== TEXT SHOWN ==
Article Text

G415(P) Are we looking after our neonatal nursing colleagues? Experiences from an end of life care support study
  1. M Banaka,
  2. H Barrington,
  3. N Holland,
  4. M Woodford,
  5. V Ponnusamy
  1. Neonatal Intensive Care Unit, St Peter’s Hospital, Chertsey, UK


Aims Neonatal death is not uncommon in tertiary neonatal intensive care. Though nurses are focussed on supporting parents through their loss, it is unclear how they are coping with this stress. We therefore aimed to explore the experiences of our nurses during end of life care (EOLC) to identify areas to support.

Method We designed and conducted a 17-item paper-based survey between March and June 2015 exploring the views of nursing staff on their recent EOLC events.

Results 46 (94%) out of 49 nurses completed this survey. 78% of nurses gained knowledge from reading the unit’s bereavement guidelines, while 34% had attended formal training.

Just over half reported being the named nurse for a dying baby, on at least one occasion in the past year. The average confidence rating in their role was 3.2 (scale of 1(low) to 5(high), SD 1.21) with a clear association between seniority and confidence (Figure 1).

Abstract G415(P) Figure 1

Association between seniority and confidence rating

Confident nurses mentioned good consultant support, awareness of procedures and acknowledgement that there is ‘always more to learn’ as their secret for success, while less confident nurses mentioned lack of experience or training, and uncertainty about procedures being the main hurdles. The average confidence rating in providing culturally sensitive bereavement support was lower at 2.56 (SD 1.22).

About 69% received support from a wide range of people and resources and rated this positively (mean 3.78, SD 1.23). (Table 1).

Abstract G415(P) Table 1

Sources of support for nurses

Common themes described include strong sense of sadness, frustration over unclear procedures, emotional affect lasting for a week, the value of debrief sessions and a sense of professional satisfaction.

Conclusions Our study highlights varied experiences and support needs of neonatal nurses in providing EOLC to babies and their families. Staff appeared to gain confidence with experience, good support and improved training opportunities. This could be achieved through on-the-job training by working closely with experienced staff or a family support worker, regular debrief sessions and improved access to unit guidelines. We propose to introduce these measures in our unit to support nursing staff to improve their confidence, wellbeing and job satisfaction.

== TASKS ==
1. In the neonatal nursing abstract, how many of the 49 nurses completed the survey?
2. Rewrite the conclusions paragraph of the neonatal nursing abstract, beginning "Our study highlights," as a short list that keeps its main facts.

(Entries taken from a collection)
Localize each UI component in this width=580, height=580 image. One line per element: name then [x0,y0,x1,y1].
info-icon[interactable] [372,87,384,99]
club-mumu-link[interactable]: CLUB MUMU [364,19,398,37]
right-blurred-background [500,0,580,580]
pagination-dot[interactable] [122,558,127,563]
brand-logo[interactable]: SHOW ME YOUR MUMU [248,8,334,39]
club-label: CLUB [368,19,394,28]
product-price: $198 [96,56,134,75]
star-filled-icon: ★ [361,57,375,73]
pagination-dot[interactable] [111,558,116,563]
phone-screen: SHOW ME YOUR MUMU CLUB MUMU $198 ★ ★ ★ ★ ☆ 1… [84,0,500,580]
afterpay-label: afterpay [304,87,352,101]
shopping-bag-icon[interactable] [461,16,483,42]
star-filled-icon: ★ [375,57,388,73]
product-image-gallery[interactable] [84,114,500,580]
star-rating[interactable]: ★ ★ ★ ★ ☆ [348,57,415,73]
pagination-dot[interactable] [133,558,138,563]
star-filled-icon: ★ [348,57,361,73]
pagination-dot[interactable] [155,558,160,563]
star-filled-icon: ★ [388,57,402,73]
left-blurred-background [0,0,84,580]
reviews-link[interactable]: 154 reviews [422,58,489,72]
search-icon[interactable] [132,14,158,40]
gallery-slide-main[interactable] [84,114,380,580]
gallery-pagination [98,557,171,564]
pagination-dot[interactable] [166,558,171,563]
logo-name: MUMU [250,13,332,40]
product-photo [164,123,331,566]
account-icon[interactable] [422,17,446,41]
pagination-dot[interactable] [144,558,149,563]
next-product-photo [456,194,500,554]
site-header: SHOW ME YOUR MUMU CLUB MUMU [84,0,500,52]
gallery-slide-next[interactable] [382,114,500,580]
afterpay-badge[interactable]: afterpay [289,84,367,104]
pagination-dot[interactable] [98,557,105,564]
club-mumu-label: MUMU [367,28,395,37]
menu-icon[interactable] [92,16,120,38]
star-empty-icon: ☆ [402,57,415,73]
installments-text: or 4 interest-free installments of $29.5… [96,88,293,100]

== SOLUTIONS BELOW ==
1. 46 nurses (94%) completed the survey.

2.
- Neonatal nurses have varied experiences and support needs when providing end of life care to babies and their families.
- Staff appeared to gain confidence with experience, good support and improved training opportunities.
- Suggested measures include on-the-job training alongside experienced staff or a family support worker, regular debrief sessions and improved access to unit guidelines.
- The unit proposes to introduce these measures to improve nurses' confidence, wellbeing and job satisfaction.